Copy the entries verbatim, from the line containing "quote-thumbnail[interactable]: ects a" through the line containing "bookmark-icon xyxy=(540,580,552,596)", including both of those lines.

Excerpt from a dataset
════════════════
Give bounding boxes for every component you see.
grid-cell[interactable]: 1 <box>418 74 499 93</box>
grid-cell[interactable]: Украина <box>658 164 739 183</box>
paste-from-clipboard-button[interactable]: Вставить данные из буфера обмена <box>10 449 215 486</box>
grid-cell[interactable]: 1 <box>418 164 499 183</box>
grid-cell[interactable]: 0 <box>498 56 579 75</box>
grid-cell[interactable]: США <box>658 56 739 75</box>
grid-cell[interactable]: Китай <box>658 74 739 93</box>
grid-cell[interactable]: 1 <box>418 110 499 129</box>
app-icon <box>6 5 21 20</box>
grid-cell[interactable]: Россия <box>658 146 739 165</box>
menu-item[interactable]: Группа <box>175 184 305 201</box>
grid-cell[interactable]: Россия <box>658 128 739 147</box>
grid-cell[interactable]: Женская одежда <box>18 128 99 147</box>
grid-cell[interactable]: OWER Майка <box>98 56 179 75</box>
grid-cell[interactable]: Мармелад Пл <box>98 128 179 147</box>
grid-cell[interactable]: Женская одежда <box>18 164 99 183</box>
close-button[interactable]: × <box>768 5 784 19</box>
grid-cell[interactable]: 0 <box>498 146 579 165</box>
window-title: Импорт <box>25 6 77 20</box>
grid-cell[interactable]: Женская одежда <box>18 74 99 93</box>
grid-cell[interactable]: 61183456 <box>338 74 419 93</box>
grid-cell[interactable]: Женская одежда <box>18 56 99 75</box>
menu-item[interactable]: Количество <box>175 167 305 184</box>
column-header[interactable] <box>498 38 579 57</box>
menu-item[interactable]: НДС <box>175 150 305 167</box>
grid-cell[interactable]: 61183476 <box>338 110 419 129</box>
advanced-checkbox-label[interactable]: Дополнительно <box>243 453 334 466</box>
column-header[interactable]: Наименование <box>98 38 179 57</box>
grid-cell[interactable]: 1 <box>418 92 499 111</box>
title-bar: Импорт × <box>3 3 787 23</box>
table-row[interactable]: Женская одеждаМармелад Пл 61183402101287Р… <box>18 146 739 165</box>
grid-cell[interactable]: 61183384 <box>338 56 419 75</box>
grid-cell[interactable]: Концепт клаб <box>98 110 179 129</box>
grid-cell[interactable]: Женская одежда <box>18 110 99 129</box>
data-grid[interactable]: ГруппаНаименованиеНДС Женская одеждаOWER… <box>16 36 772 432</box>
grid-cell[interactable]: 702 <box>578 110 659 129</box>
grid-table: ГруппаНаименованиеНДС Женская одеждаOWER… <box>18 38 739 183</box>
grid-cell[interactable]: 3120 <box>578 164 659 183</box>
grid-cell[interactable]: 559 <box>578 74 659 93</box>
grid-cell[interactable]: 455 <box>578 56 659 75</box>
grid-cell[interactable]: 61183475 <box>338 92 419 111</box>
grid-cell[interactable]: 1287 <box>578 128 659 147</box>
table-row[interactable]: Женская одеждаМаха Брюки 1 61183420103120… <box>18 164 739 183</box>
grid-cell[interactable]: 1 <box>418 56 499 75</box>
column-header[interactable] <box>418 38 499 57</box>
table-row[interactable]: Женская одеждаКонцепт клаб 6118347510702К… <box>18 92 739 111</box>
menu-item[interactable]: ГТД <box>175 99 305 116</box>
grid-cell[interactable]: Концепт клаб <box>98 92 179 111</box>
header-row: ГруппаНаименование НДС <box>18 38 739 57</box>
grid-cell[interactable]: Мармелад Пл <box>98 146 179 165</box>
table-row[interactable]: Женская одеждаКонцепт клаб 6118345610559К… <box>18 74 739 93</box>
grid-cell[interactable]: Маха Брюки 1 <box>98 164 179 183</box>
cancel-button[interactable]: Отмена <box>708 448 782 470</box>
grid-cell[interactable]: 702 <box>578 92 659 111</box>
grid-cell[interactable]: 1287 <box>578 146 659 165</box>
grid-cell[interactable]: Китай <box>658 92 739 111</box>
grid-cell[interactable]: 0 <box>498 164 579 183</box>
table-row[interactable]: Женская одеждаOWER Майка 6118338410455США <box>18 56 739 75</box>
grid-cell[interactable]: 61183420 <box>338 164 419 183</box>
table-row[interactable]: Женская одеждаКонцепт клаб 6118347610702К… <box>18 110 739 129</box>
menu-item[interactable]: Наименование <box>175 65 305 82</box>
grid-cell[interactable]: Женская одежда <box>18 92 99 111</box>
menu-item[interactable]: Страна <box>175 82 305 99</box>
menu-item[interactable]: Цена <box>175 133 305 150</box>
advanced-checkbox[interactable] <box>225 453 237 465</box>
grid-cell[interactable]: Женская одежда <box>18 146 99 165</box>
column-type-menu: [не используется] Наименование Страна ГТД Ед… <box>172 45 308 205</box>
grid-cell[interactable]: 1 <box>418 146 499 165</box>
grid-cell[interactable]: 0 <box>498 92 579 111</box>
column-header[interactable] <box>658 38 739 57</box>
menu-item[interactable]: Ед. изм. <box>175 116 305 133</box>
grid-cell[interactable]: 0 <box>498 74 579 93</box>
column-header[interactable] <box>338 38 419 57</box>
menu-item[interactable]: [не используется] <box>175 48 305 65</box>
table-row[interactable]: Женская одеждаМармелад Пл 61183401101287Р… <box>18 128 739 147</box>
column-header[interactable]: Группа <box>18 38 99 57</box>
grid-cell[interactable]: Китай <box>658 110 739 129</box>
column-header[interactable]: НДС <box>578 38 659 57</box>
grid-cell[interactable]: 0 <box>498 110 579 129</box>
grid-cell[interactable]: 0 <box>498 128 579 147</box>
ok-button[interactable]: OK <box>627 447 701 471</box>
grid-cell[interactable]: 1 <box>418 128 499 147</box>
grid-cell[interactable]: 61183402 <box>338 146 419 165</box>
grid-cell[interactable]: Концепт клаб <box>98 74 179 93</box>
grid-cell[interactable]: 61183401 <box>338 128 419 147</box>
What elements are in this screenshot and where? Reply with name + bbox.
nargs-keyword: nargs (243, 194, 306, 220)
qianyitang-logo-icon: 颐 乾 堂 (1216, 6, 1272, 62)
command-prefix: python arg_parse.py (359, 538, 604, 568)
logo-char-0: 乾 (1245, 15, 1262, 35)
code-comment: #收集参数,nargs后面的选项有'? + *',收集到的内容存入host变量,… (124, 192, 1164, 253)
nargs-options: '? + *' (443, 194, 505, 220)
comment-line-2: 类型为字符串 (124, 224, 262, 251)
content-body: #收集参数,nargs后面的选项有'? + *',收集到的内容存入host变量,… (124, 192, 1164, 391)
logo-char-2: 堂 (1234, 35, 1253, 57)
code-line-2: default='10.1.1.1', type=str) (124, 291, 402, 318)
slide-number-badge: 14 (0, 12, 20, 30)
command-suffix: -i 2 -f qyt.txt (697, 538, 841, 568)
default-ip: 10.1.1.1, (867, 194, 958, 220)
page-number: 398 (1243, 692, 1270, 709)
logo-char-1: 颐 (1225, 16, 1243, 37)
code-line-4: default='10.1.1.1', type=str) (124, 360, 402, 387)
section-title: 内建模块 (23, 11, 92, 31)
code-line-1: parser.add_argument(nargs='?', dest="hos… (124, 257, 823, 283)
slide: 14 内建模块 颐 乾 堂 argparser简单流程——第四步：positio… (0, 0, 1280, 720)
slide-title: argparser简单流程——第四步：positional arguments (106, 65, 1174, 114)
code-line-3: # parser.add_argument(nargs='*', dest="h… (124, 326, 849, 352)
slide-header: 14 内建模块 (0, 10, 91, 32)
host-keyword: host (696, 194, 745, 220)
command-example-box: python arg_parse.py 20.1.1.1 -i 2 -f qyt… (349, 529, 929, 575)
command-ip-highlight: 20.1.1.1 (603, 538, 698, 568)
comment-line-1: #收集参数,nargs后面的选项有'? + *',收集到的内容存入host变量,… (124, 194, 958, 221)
════════════════
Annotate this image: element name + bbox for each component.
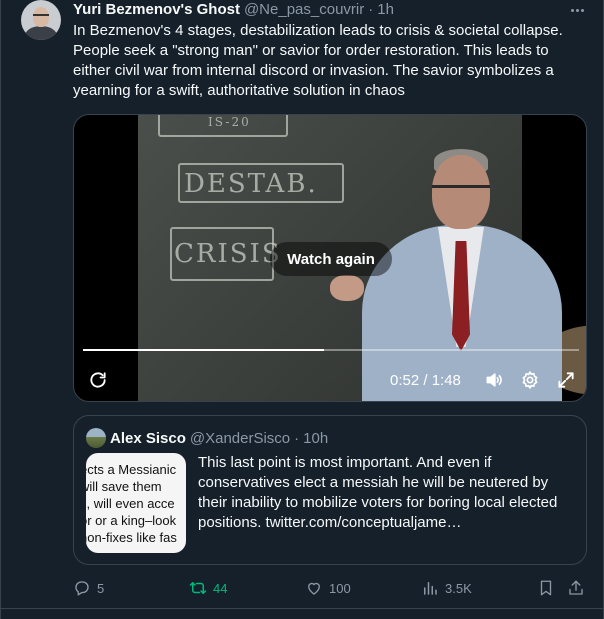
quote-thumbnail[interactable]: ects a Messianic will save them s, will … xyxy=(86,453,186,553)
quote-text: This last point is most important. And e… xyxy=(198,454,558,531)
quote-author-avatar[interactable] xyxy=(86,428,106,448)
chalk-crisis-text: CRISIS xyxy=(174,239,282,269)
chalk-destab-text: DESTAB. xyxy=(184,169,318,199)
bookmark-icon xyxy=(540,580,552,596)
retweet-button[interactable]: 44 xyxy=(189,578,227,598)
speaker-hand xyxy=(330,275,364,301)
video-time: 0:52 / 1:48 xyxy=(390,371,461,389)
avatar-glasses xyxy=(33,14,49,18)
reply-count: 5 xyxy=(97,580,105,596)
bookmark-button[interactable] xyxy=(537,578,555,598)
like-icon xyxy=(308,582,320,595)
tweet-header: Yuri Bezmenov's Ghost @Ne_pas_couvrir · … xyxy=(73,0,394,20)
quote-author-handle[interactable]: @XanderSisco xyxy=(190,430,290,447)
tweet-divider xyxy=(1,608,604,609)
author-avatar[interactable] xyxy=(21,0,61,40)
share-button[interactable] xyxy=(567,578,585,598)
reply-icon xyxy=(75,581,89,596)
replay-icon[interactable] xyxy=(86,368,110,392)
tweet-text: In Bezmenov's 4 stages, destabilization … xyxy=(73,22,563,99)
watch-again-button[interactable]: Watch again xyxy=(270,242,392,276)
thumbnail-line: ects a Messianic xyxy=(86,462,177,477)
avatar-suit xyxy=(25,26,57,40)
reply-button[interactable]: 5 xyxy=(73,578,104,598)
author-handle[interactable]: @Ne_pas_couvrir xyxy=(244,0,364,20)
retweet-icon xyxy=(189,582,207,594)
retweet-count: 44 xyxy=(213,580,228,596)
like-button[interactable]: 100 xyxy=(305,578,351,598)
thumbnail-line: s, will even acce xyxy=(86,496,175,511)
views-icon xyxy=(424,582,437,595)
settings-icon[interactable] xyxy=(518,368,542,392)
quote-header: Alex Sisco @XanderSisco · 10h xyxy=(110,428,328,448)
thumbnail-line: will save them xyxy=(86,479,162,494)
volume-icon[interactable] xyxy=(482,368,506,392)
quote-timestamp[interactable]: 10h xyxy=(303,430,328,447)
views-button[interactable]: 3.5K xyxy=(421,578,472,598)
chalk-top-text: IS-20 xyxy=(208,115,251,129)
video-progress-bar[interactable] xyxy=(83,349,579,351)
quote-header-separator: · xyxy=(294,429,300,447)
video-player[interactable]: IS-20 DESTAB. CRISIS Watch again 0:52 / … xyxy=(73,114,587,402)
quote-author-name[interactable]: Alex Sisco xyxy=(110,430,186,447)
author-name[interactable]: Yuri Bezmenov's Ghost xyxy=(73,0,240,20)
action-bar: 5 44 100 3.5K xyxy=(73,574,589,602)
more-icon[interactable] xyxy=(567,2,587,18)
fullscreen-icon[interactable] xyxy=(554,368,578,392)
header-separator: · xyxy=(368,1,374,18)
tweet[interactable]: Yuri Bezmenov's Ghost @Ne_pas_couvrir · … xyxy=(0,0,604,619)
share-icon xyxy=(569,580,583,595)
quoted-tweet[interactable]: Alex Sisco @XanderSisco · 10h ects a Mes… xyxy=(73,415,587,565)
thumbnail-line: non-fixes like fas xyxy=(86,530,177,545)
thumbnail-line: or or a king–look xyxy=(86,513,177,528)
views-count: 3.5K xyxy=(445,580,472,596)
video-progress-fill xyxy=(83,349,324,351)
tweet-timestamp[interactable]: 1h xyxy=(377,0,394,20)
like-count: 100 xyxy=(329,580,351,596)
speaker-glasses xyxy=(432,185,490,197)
════════════════
TASK SOLUTION
quote-thumbnail[interactable]: ects a Messianic will save them s, will … xyxy=(86,453,186,553)
quote-text: This last point is most important. And e… xyxy=(198,454,558,531)
quote-author-avatar[interactable] xyxy=(86,428,106,448)
chalk-crisis-text: CRISIS xyxy=(174,239,282,269)
chalk-destab-text: DESTAB. xyxy=(184,169,318,199)
bookmark-icon xyxy=(540,580,552,596)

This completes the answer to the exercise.